**What you will do**: Copy, from the entries below, each line in which the string "xlabel" appears.

**Information supplied**:
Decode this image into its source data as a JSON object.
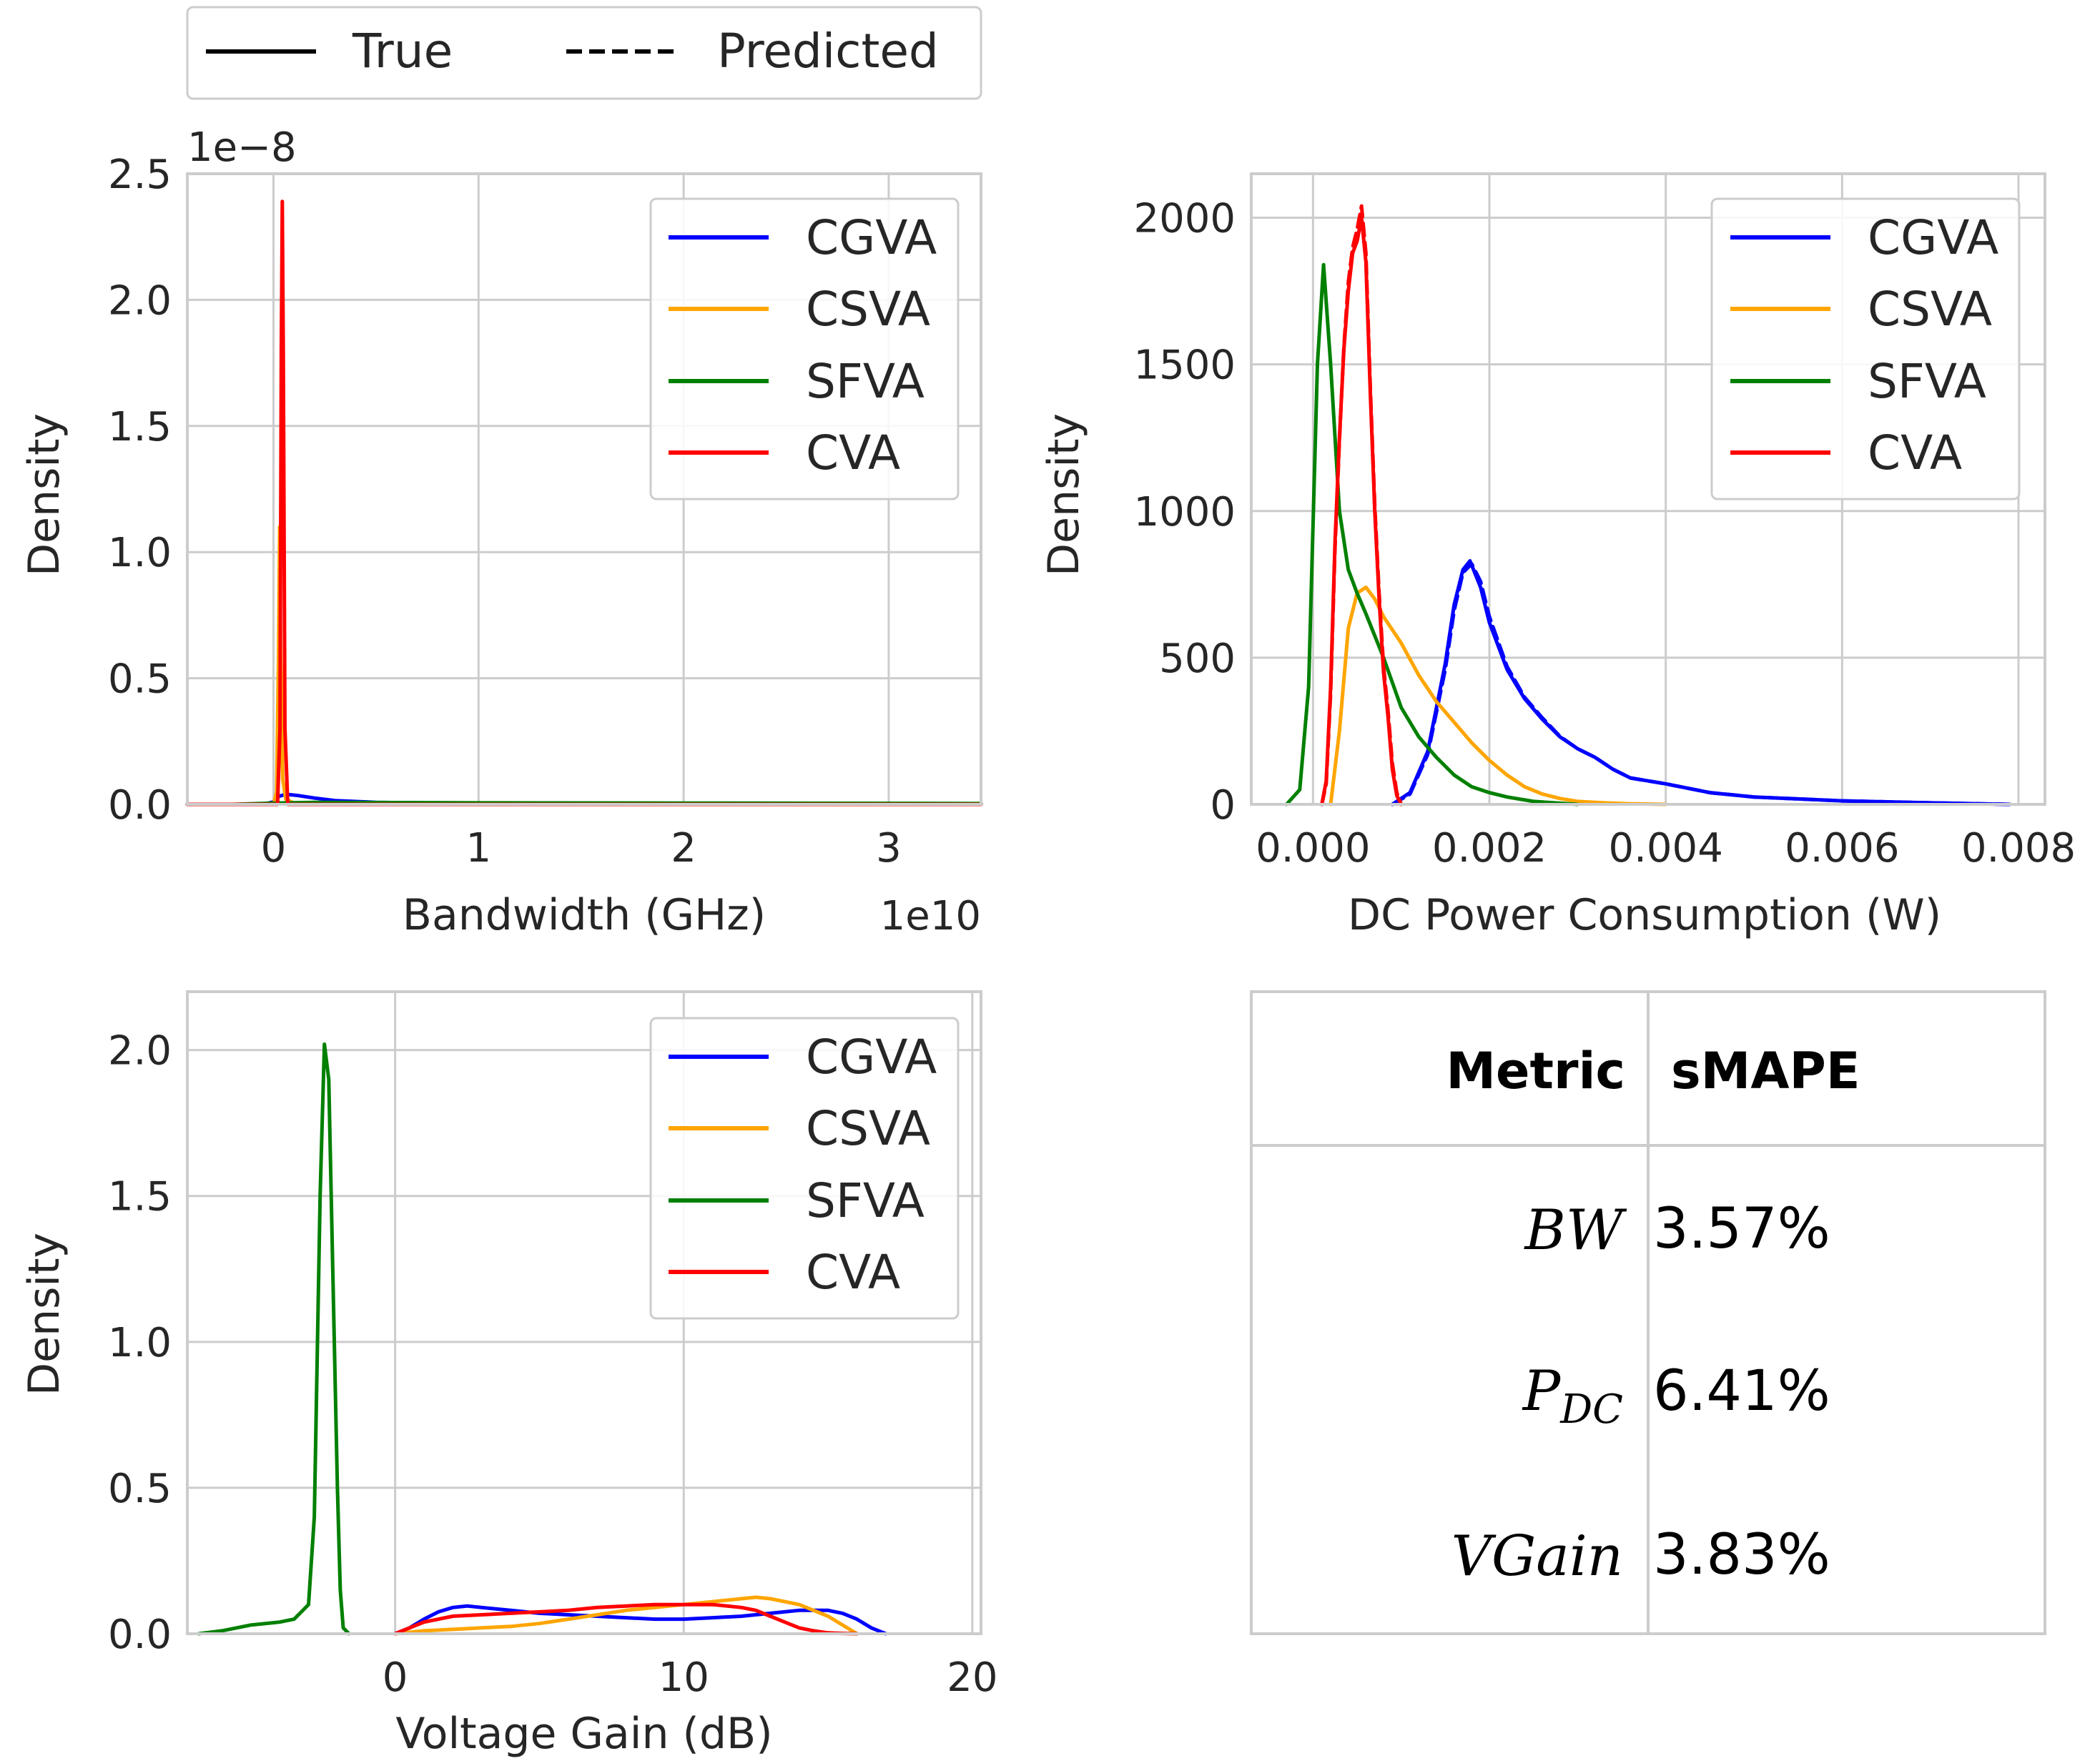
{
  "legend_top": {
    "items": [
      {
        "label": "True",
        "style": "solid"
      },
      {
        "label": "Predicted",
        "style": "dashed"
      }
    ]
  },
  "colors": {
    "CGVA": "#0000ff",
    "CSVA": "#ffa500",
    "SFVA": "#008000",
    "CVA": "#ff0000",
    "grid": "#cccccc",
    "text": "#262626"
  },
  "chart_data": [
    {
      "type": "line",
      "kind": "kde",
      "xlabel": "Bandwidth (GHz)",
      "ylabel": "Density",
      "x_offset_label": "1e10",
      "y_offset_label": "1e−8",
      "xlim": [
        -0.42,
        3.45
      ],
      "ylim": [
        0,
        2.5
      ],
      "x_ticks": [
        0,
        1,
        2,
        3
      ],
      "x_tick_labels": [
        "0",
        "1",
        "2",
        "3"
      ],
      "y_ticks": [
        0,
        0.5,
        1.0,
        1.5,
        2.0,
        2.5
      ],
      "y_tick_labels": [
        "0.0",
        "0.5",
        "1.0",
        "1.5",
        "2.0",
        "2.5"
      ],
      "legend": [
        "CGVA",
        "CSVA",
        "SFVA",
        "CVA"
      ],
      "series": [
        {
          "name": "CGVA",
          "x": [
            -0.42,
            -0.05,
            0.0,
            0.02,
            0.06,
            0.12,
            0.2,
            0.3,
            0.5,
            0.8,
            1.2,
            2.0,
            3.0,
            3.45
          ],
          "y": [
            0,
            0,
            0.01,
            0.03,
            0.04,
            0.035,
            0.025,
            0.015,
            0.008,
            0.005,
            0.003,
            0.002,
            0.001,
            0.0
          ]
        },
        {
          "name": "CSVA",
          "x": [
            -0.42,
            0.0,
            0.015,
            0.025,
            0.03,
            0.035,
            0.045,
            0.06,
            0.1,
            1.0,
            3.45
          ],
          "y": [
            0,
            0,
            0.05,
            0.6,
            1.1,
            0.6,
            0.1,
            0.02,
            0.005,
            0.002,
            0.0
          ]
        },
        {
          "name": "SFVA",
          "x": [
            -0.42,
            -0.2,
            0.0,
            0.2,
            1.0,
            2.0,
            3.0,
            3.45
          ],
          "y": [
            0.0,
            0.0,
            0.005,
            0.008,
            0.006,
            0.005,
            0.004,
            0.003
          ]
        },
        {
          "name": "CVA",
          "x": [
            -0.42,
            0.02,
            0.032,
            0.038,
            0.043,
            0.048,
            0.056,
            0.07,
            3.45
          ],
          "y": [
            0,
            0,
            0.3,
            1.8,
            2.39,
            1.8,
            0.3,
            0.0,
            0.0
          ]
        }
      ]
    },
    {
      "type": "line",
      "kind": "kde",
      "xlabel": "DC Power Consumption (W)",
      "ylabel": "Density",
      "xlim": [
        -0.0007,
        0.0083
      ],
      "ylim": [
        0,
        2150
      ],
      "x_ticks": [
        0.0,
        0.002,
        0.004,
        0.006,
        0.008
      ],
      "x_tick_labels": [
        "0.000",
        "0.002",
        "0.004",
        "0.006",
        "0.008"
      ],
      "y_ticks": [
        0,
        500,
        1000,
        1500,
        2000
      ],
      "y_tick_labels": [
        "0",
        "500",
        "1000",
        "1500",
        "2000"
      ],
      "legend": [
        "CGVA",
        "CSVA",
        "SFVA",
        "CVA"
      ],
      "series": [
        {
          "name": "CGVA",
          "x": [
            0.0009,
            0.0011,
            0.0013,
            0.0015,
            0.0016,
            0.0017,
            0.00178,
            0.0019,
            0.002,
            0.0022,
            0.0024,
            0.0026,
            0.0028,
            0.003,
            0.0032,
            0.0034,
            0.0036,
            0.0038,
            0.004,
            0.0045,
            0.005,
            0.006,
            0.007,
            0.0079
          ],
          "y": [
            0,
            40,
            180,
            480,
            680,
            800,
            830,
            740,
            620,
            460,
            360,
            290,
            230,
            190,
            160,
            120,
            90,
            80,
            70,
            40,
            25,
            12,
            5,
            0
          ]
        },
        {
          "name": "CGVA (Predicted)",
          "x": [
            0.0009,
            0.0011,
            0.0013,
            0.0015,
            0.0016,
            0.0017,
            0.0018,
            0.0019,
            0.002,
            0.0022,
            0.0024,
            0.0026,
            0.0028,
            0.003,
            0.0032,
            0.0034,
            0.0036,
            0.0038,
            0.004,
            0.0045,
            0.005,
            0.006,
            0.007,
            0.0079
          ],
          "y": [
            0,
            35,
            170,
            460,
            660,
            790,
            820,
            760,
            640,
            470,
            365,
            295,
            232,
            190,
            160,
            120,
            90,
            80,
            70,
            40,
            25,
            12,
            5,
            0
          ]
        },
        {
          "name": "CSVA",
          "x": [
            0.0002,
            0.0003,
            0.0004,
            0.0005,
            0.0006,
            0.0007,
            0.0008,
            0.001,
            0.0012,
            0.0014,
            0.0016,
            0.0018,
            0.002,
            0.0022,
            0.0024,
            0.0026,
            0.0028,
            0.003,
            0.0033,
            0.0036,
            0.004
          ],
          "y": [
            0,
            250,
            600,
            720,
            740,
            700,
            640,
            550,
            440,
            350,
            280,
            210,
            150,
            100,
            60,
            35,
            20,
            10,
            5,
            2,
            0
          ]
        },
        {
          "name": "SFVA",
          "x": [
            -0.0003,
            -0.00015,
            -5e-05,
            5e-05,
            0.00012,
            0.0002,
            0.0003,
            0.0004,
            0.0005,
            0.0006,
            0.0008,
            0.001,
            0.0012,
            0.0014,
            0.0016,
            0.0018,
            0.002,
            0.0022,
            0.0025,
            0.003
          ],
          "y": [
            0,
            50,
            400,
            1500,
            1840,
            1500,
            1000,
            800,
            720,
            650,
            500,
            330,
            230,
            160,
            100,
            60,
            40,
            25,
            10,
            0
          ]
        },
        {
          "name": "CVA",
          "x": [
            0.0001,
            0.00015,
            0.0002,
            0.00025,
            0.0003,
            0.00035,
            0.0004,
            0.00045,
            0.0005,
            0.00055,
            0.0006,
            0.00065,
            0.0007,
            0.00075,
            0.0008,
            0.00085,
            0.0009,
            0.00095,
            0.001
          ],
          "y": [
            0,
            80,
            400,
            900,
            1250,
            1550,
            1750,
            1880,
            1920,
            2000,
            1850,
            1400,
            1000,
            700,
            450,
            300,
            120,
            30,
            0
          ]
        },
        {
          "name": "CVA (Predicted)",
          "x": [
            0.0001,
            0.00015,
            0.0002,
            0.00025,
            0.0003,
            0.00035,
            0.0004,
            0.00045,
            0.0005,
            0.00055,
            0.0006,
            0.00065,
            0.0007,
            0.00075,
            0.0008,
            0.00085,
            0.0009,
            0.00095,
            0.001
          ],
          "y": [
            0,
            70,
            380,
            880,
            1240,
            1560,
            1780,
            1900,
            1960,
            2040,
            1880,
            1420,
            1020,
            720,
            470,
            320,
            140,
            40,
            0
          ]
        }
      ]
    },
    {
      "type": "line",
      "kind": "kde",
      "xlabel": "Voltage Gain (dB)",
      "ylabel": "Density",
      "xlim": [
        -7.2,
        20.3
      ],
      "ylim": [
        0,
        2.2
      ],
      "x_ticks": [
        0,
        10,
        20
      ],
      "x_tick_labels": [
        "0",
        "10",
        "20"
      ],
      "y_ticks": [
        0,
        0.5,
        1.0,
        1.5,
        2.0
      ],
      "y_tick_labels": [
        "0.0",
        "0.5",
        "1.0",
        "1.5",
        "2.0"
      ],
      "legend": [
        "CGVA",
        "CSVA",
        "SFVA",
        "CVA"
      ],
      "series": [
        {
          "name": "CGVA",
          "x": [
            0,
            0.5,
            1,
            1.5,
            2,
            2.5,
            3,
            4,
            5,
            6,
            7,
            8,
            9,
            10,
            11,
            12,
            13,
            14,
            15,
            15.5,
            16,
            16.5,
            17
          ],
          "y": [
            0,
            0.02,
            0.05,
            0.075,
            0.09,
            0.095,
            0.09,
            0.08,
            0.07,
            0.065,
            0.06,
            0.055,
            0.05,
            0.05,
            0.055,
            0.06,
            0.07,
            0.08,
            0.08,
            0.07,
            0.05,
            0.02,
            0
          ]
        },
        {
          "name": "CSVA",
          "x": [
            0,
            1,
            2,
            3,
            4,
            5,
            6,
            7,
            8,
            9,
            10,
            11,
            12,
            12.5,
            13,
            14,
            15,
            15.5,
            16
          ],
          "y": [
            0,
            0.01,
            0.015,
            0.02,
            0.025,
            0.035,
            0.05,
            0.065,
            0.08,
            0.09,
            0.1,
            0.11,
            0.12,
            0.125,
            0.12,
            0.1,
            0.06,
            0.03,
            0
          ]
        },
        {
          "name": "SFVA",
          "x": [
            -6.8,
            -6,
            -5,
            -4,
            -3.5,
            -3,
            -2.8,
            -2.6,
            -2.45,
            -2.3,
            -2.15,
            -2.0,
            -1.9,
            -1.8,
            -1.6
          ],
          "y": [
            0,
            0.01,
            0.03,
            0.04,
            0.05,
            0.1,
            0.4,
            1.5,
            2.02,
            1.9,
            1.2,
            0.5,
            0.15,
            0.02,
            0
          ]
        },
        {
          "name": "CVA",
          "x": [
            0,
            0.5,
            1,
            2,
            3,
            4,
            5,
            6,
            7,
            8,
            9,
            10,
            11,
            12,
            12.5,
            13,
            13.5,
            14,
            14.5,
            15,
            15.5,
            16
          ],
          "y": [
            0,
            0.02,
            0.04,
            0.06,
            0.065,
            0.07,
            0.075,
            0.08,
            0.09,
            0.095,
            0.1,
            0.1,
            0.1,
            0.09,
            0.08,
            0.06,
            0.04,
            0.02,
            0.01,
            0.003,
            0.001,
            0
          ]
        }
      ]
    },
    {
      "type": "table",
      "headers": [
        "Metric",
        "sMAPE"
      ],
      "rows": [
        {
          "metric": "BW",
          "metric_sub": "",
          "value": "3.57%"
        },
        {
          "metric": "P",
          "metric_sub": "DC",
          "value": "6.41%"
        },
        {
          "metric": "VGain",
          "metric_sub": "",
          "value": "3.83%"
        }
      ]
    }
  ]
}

...

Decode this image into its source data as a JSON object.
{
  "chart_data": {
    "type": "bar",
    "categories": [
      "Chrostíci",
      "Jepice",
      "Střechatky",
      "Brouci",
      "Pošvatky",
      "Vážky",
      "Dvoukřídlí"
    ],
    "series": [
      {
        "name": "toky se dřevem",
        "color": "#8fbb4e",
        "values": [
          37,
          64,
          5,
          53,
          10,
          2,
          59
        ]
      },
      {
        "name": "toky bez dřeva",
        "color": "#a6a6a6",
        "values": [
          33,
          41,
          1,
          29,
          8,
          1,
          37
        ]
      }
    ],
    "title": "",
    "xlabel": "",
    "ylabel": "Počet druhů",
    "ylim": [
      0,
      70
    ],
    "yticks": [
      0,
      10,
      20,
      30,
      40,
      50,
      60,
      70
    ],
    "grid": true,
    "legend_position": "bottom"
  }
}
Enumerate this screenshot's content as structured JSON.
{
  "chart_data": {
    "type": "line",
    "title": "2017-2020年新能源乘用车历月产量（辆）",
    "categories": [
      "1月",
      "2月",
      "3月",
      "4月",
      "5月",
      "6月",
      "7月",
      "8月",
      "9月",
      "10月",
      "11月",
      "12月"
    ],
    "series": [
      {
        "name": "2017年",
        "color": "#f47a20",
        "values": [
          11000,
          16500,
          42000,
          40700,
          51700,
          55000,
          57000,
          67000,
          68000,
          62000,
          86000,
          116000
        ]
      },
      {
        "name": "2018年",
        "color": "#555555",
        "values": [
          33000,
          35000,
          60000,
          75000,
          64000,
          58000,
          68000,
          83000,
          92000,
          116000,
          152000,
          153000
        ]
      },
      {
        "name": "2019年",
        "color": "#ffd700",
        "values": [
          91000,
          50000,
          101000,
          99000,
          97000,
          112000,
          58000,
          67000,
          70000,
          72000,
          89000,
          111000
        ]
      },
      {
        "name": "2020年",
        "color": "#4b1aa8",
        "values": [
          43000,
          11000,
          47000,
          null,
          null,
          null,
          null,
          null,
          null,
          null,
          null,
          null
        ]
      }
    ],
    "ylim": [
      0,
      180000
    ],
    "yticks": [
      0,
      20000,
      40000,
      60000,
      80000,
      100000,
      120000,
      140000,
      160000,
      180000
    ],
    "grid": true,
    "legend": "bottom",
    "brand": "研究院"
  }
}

**Task response**:
      "xlabel": "Bandwidth (GHz)",
      "xlabel": "DC Power Consumption (W)",
      "xlabel": "Voltage Gain (dB)",
    "xlabel": "",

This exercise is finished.